[EXERCISE DETAILS] Listed below are entries; give the number of lines among them that include "municipal", and only that number.

## Begin RECORDS SUPPLIED

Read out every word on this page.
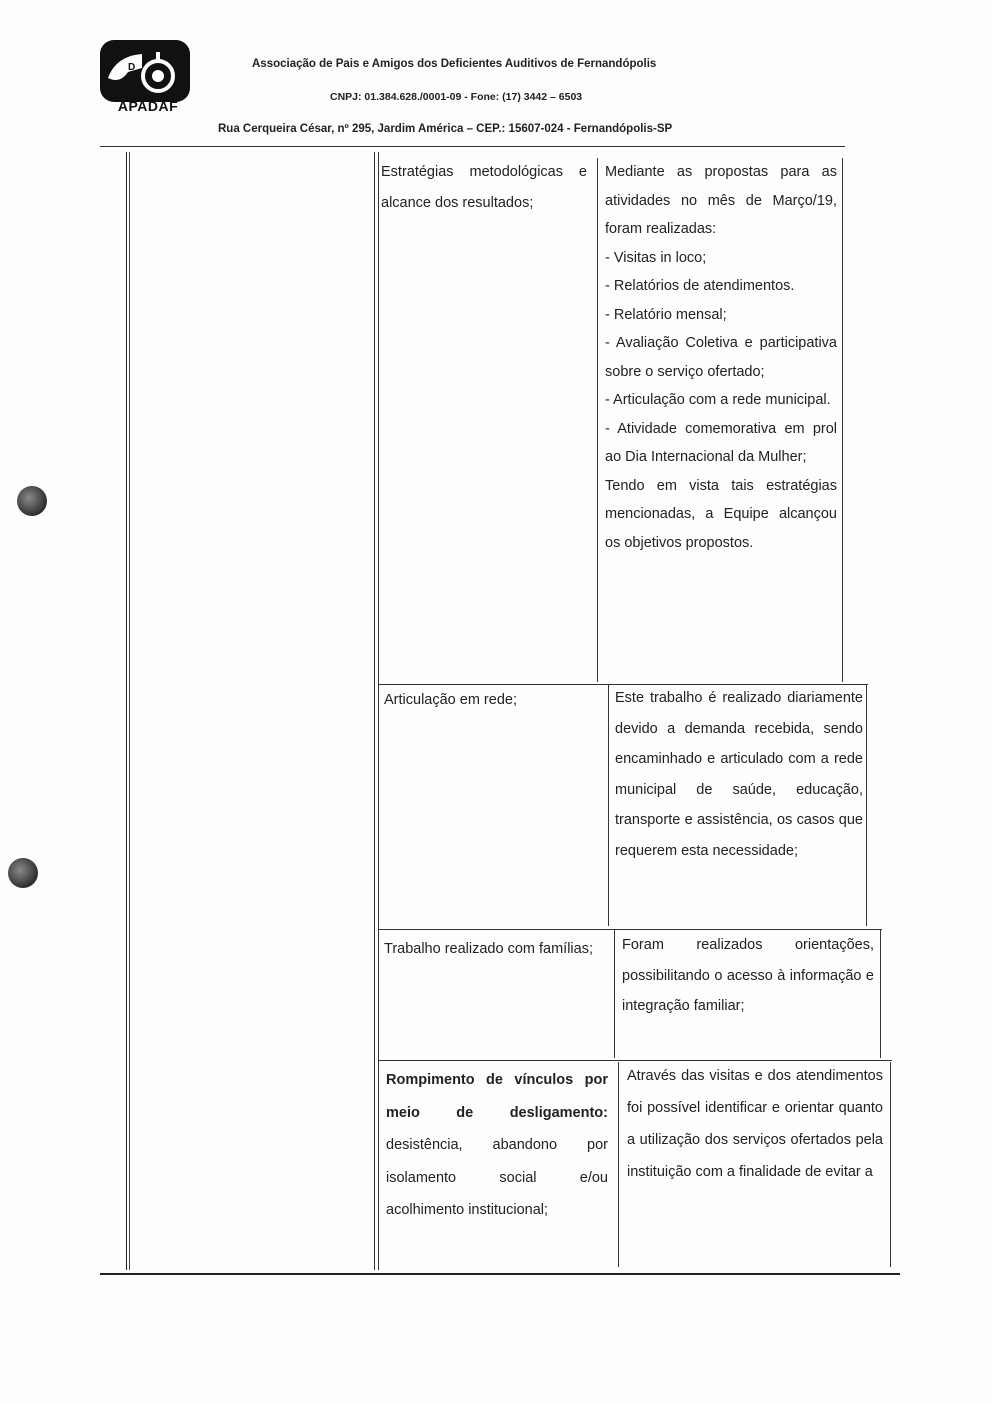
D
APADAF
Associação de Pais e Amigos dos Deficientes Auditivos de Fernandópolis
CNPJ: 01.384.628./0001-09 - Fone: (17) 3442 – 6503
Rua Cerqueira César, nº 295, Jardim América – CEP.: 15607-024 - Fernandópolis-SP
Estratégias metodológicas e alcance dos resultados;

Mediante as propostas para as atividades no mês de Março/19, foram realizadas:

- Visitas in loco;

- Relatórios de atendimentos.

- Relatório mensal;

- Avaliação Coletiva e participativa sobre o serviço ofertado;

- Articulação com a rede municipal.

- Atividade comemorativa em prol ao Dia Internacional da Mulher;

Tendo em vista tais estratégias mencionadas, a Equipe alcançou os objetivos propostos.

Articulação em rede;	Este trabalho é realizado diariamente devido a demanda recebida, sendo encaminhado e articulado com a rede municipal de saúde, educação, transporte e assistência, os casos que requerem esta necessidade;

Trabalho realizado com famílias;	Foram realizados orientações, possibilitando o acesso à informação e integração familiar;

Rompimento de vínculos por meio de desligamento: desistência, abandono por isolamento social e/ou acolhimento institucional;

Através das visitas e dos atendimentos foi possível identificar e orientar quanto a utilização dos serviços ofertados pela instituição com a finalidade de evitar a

## End RECORDS SUPPLIED
## Begin RECORDS SUPPLIED

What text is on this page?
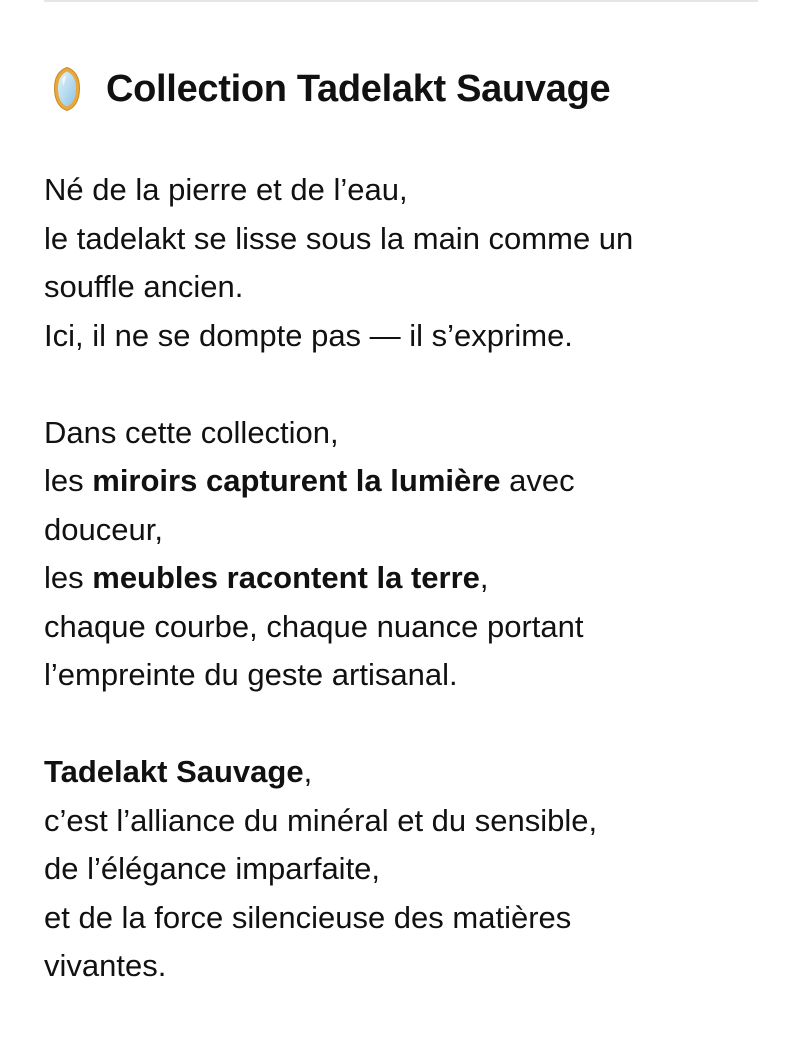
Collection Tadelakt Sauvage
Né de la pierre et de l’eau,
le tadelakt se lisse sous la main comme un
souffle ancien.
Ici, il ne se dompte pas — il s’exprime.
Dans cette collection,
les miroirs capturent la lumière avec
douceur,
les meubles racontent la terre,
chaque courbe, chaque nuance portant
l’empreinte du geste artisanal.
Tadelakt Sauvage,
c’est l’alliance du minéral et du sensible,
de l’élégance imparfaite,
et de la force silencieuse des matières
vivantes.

## End RECORDS SUPPLIED

[EXPECTED OUTPUT] 2